— Begin PROVIDED RECORDS —
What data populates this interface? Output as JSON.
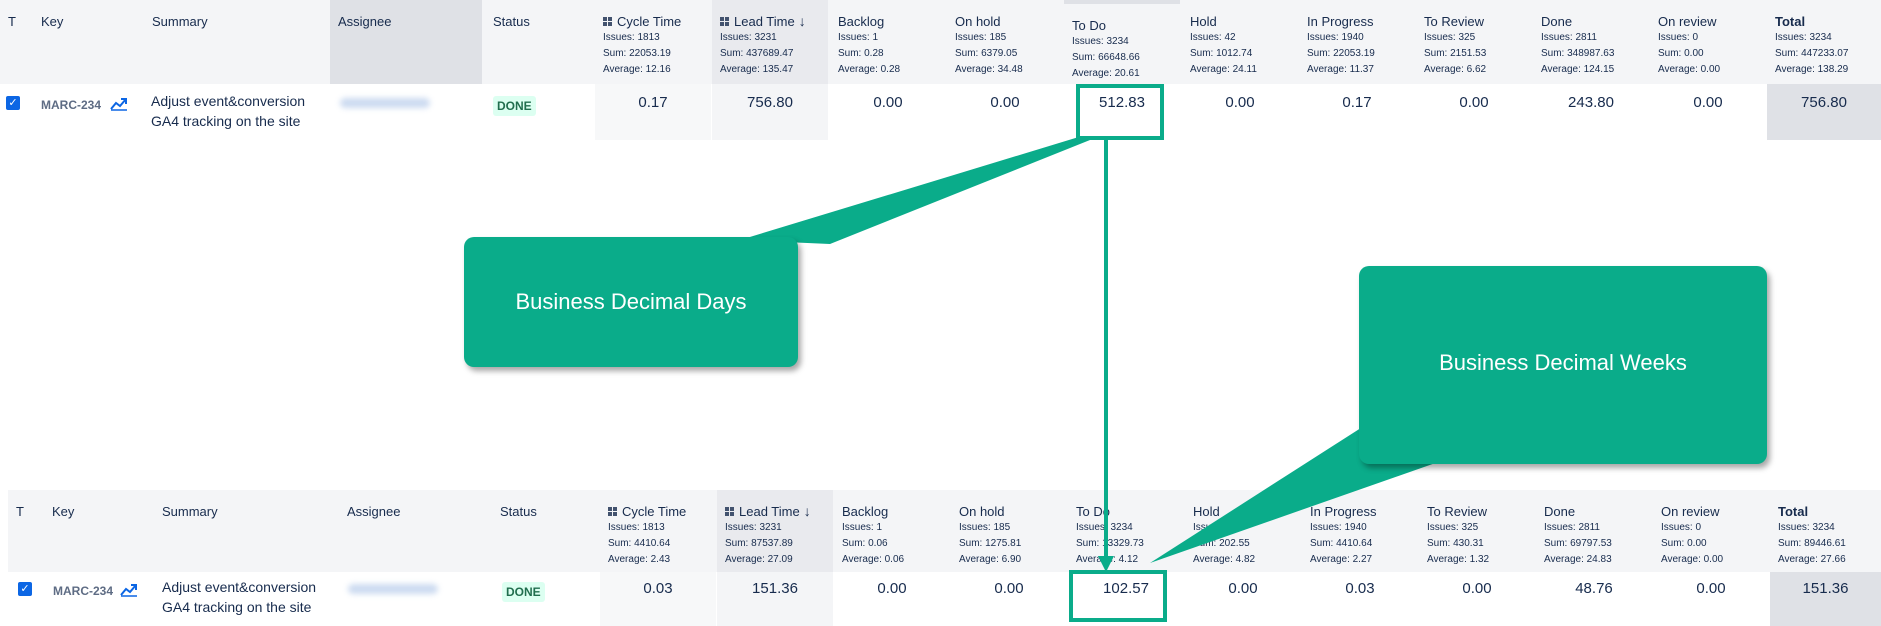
{
  "colors": {
    "accent": "#0aac8a",
    "done_bg": "#dcfff1",
    "done_text": "#216e4e",
    "checkbox": "#0c66e4"
  },
  "tables": [
    {
      "headers": {
        "t": "T",
        "key": "Key",
        "summary": "Summary",
        "assignee": "Assignee",
        "status": "Status"
      },
      "metrics": [
        {
          "title": "Cycle Time",
          "icon": "grid-icon",
          "issues": "Issues: 1813",
          "sum": "Sum: 22053.19",
          "avg": "Average: 12.16",
          "value": "0.17"
        },
        {
          "title": "Lead Time",
          "icon": "grid-icon",
          "sort": "sort-down-icon",
          "issues": "Issues: 3231",
          "sum": "Sum: 437689.47",
          "avg": "Average: 135.47",
          "value": "756.80"
        },
        {
          "title": "Backlog",
          "issues": "Issues: 1",
          "sum": "Sum: 0.28",
          "avg": "Average: 0.28",
          "value": "0.00"
        },
        {
          "title": "On hold",
          "issues": "Issues: 185",
          "sum": "Sum: 6379.05",
          "avg": "Average: 34.48",
          "value": "0.00"
        },
        {
          "title": "To Do",
          "issues": "Issues: 3234",
          "sum": "Sum: 66648.66",
          "avg": "Average: 20.61",
          "value": "512.83"
        },
        {
          "title": "Hold",
          "issues": "Issues: 42",
          "sum": "Sum: 1012.74",
          "avg": "Average: 24.11",
          "value": "0.00"
        },
        {
          "title": "In Progress",
          "issues": "Issues: 1940",
          "sum": "Sum: 22053.19",
          "avg": "Average: 11.37",
          "value": "0.17"
        },
        {
          "title": "To Review",
          "issues": "Issues: 325",
          "sum": "Sum: 2151.53",
          "avg": "Average: 6.62",
          "value": "0.00"
        },
        {
          "title": "Done",
          "issues": "Issues: 2811",
          "sum": "Sum: 348987.63",
          "avg": "Average: 124.15",
          "value": "243.80"
        },
        {
          "title": "On review",
          "issues": "Issues: 0",
          "sum": "Sum: 0.00",
          "avg": "Average: 0.00",
          "value": "0.00"
        },
        {
          "title": "Total",
          "issues": "Issues: 3234",
          "sum": "Sum: 447233.07",
          "avg": "Average: 138.29",
          "value": "756.80"
        }
      ],
      "row": {
        "checkbox": "✓",
        "key": "MARC-234",
        "summary_line1": "Adjust event&conversion",
        "summary_line2": "GA4 tracking on the site",
        "status": "DONE"
      }
    },
    {
      "headers": {
        "t": "T",
        "key": "Key",
        "summary": "Summary",
        "assignee": "Assignee",
        "status": "Status"
      },
      "metrics": [
        {
          "title": "Cycle Time",
          "icon": "grid-icon",
          "issues": "Issues: 1813",
          "sum": "Sum: 4410.64",
          "avg": "Average: 2.43",
          "value": "0.03"
        },
        {
          "title": "Lead Time",
          "icon": "grid-icon",
          "sort": "sort-down-icon",
          "issues": "Issues: 3231",
          "sum": "Sum: 87537.89",
          "avg": "Average: 27.09",
          "value": "151.36"
        },
        {
          "title": "Backlog",
          "issues": "Issues: 1",
          "sum": "Sum: 0.06",
          "avg": "Average: 0.06",
          "value": "0.00"
        },
        {
          "title": "On hold",
          "issues": "Issues: 185",
          "sum": "Sum: 1275.81",
          "avg": "Average: 6.90",
          "value": "0.00"
        },
        {
          "title": "To Do",
          "issues": "Issues: 3234",
          "sum": "Sum: 13329.73",
          "avg": "Average: 4.12",
          "value": "102.57"
        },
        {
          "title": "Hold",
          "issues": "Issues: 42",
          "sum": "Sum: 202.55",
          "avg": "Average: 4.82",
          "value": "0.00"
        },
        {
          "title": "In Progress",
          "issues": "Issues: 1940",
          "sum": "Sum: 4410.64",
          "avg": "Average: 2.27",
          "value": "0.03"
        },
        {
          "title": "To Review",
          "issues": "Issues: 325",
          "sum": "Sum: 430.31",
          "avg": "Average: 1.32",
          "value": "0.00"
        },
        {
          "title": "Done",
          "issues": "Issues: 2811",
          "sum": "Sum: 69797.53",
          "avg": "Average: 24.83",
          "value": "48.76"
        },
        {
          "title": "On review",
          "issues": "Issues: 0",
          "sum": "Sum: 0.00",
          "avg": "Average: 0.00",
          "value": "0.00"
        },
        {
          "title": "Total",
          "issues": "Issues: 3234",
          "sum": "Sum: 89446.61",
          "avg": "Average: 27.66",
          "value": "151.36"
        }
      ],
      "row": {
        "checkbox": "✓",
        "key": "MARC-234",
        "summary_line1": "Adjust event&conversion",
        "summary_line2": "GA4 tracking on the site",
        "status": "DONE"
      }
    }
  ],
  "callouts": {
    "days": "Business Decimal Days",
    "weeks": "Business Decimal Weeks"
  }
}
— End PROVIDED RECORDS —
(GIVEN REQUEST):
Find the number of lines in which the word "Decimal" occurs, and write nothing but that number.

(WORKED ANSWER):
2